■ SHORT PROBLEM ■
Pick out each line with the word "title" from the material that follows.

■ MATERIAL TO PROCESS ■
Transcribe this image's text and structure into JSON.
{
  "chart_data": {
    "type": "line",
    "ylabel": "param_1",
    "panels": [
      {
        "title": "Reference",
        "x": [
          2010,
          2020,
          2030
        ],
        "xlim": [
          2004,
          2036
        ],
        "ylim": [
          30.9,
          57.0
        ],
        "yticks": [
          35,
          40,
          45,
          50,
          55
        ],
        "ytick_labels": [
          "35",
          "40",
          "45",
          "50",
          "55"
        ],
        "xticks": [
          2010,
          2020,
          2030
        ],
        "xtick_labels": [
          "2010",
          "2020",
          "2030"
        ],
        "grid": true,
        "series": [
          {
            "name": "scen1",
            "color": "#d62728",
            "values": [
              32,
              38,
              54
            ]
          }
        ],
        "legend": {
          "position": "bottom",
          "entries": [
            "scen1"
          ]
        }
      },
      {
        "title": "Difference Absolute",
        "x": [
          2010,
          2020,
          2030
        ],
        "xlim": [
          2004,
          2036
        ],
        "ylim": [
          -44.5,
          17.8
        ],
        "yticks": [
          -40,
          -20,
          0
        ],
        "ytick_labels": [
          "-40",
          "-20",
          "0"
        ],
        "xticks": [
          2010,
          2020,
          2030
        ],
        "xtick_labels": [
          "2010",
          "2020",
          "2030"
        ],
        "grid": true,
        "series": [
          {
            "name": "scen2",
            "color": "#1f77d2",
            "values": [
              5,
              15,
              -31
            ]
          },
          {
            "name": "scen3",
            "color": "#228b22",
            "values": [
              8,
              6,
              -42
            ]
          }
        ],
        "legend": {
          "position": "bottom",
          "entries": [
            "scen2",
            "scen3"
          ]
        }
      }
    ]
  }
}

■ ANSWER TO THE PROBLEM ■
        "title": "Reference",
        "title": "Difference Absolute",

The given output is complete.